Exercise aim:
Each line that holds the string "What" counts once; say how many such lines there are and add nothing.

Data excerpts

#####

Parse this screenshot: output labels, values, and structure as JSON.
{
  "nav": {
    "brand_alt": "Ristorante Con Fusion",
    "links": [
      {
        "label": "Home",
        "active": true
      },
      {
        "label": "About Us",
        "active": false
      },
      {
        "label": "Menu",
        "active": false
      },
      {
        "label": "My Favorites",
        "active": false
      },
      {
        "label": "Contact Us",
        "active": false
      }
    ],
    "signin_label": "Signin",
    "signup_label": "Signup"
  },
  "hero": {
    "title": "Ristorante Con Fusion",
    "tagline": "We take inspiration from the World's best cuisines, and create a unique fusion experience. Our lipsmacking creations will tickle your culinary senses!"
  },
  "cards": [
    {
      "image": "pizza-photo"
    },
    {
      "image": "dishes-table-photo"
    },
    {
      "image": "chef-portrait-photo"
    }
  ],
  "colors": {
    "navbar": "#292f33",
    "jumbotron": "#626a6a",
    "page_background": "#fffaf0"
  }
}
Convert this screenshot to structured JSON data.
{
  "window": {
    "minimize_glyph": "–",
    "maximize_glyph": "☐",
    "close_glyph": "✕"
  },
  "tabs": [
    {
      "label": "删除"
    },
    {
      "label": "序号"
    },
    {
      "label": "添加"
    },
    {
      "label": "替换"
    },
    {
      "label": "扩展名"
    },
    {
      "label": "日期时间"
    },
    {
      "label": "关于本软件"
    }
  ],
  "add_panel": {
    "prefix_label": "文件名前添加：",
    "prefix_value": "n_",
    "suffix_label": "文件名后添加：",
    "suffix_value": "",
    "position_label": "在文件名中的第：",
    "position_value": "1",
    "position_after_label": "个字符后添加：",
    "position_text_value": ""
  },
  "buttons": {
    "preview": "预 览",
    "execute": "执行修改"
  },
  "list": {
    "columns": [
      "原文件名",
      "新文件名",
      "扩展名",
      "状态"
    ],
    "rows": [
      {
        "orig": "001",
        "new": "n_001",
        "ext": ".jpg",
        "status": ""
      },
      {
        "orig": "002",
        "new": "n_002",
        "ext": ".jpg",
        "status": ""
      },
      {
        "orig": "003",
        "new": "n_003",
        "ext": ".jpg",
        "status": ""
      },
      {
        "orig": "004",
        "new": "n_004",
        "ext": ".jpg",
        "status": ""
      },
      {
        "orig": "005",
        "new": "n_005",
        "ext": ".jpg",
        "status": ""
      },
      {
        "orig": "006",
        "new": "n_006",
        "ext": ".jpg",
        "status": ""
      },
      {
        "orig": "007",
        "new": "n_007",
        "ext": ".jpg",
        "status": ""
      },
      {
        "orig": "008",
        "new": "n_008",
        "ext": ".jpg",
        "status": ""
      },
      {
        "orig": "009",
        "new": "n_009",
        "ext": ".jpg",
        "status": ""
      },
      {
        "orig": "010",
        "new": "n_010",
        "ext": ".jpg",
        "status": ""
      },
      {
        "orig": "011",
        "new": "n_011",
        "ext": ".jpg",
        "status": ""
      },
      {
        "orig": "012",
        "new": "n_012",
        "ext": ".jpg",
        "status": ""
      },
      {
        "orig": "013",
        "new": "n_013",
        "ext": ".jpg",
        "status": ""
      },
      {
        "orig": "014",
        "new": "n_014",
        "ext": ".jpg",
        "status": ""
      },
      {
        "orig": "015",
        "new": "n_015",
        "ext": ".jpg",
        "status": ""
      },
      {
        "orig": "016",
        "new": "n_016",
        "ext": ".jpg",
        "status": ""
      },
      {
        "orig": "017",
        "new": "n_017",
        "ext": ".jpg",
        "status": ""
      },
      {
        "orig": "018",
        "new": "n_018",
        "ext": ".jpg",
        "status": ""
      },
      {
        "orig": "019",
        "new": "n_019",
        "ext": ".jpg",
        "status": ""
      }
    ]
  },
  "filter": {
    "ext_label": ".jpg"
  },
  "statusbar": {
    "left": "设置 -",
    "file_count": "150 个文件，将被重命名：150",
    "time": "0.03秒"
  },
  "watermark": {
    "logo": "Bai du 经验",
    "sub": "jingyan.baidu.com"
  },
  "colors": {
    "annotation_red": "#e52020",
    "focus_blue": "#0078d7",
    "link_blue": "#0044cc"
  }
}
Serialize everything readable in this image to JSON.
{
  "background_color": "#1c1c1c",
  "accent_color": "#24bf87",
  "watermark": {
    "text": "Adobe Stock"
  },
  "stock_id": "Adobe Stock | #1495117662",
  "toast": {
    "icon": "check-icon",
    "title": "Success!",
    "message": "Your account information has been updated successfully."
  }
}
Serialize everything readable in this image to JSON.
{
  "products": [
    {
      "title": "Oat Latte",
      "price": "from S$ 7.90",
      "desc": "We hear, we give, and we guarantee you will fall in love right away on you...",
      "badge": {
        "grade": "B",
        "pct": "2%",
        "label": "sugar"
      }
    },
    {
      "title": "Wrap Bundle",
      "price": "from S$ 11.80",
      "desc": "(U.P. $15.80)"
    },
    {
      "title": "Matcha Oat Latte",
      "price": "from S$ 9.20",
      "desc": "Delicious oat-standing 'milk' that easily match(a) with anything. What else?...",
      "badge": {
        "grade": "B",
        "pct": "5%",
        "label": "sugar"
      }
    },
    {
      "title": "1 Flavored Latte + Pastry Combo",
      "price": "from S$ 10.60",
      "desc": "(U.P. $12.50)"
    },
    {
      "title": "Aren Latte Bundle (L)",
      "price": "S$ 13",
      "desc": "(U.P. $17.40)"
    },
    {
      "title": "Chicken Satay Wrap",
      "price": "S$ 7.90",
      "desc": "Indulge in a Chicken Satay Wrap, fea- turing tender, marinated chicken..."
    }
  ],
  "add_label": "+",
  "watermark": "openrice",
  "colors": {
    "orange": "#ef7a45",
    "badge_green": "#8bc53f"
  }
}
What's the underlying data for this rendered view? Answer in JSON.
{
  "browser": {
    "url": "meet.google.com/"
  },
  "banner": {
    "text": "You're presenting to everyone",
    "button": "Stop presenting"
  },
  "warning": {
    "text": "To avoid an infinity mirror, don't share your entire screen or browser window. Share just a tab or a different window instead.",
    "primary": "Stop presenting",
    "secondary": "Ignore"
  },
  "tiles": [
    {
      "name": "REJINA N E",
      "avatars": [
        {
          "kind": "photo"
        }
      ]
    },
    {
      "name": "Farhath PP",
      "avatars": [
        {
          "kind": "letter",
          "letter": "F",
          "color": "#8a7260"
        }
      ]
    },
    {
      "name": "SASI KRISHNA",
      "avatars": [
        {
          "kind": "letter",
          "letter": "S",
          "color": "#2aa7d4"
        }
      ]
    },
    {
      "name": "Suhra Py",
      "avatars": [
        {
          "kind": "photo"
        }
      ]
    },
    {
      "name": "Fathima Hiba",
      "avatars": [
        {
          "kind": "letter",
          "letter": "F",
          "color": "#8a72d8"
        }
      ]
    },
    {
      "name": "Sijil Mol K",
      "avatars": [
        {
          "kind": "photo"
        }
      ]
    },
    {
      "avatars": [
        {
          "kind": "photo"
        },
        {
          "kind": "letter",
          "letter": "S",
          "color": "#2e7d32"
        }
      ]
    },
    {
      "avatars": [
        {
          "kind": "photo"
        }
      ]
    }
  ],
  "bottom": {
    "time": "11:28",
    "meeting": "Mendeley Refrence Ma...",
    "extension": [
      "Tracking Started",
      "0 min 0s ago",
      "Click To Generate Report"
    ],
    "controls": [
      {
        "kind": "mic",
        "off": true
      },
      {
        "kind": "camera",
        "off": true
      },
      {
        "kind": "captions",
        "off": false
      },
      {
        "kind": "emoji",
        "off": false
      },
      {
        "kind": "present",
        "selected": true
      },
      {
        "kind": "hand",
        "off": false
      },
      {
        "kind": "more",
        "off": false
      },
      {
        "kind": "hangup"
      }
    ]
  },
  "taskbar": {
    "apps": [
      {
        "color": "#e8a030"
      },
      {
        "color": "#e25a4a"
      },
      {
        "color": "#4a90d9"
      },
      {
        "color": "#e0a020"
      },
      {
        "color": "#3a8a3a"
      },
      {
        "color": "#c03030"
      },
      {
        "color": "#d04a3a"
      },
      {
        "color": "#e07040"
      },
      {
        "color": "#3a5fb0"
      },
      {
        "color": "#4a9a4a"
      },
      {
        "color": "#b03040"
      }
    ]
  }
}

#####

The output:
2